[EXERCÍCIO A]
Responda às perguntas seguintes com base no excerto da decisão arbitral.
(i) Qual é o valor total da liquidação adicional de IRC, somando imposto e juros compensatórios?
(ii) Em que data o Presidente do CAAD aceitou o pedido de constituição do Tribunal Arbitral?
(iii) Quem foi designado como árbitro?
[EXERCÍCIO B]
Reproduza, tal como aparece no excerto da decisão arbitral, o trecho que começa nas palavras "1. É demandada" e termina depois de "notificado à AT.".

[EXCERTO]
□ □ □ □ □ □ □

I –   Os incrementos patrimoniais que não se encontrem refletidos no resultado do exercício e cuja sustentação não se enquadre em nenhuma das exceções do artigo 21.º, n.º 1, do CIRC são tributados como variações patrimoniais positivas.

 

II –  A Requerente não demonstrou, de modo concludente, que o lançamento a crédito (SNC # 268) correspondesse ao reconhecimento de um valor que o sócio pagou e/ou assumiu a responsabilidade de pagar por conta da empresa, pelo contrário, o lançamento tem como contrapartida a entrada efetiva de meios financeiros e não a anulação de quaisquer responsabilidades assumidas anteriormente pelo sócio por conta empresa.

 

DECISÃO ARBITRAL

 

 

I - RELATÓRIO

 

  1. A..., S.A, doravante designada por  “Requerente”, pessoa coletiva ..., com sede na  Rua..., n.º...–..., ...-... Lisboa, veio requerer a constituição de Tribunal Arbitral e deduzir pedido de pronúncia arbitral, ao abrigo do disposto nos artigos 2.º, n.º 1, alínea a) e 10.º e seguintes do Regime Jurídico da Arbitragem em Matéria Tributária (“RJAT”), aprovado pelo Decreto-Lei n.º 10/2011, de 20 de janeiro, na redação vigente, na sequência da notificação da liquidação adicional de Imposto sobre o Rendimento das Pessoas Coletivas – 2022 ... (e demonstração de acerto de contas 2022...), respeitante ao exercício de 2018, no valor  6 494,11 euros  de imposto e 649,76 euros de juros compensatórios, no valor total de  7 143,87 euros. A Requerente pretende, nomeadamente, a anulação da liquidação de IRC e dos respetivos juros compensatórios.

 

  1. É demandada a Autoridade Tributária e Aduaneira, doravante também designada por “Requerida” ou “AT”.

 

  1. O pedido de constituição do Tribunal Arbitral foi aceite pelo Exmo. Senhor  Presidente do CAAD em 12 de maio de 2022 e, de seguida, notificado à AT.

 

  1. Nos termos do disposto no artigo 5.º, n.º 2, no artigo 6.º, n.º 1 e no artigo 11.º, n.º 1, alínea b), do RJAT, na redação vigente, o Exmo. Senhor Presidente do Conselho Deontológico designou como árbitro – o Senhor Professor Doutor Leonardo Marques dos Santos, que comunicou a aceitação do encargo.

□ □ □ □ □ □ □

[MATERIAL EXTRAÍDO]
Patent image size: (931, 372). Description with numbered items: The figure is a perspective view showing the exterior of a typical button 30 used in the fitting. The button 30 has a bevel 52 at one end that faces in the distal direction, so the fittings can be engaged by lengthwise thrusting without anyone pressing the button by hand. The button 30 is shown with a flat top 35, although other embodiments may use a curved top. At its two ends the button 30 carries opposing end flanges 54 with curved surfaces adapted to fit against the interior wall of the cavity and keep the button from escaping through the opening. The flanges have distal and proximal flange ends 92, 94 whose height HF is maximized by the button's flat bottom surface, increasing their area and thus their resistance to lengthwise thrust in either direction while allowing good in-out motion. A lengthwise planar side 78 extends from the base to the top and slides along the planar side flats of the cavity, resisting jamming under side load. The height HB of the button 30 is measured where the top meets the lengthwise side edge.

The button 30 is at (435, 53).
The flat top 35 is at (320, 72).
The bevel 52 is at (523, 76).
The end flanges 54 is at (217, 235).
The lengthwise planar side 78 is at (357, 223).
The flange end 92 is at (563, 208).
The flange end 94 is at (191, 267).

□ □ □ □ □ □ □

[RESPOSTA AO EXERCÍCIO A]
(i) 7 143,87 euros.
(ii) Em 12 de maio de 2022.
(iii) O Senhor Professor Doutor Leonardo Marques dos Santos.

[RESPOSTA AO EXERCÍCIO B]
1. É demandada a Autoridade Tributária e Aduaneira, doravante também designada por “Requerida” ou “AT”.

 

  1. O pedido de constituição do Tribunal Arbitral foi aceite pelo Exmo. Senhor  Presidente do CAAD em 12 de maio de 2022 e, de seguida, notificado à AT.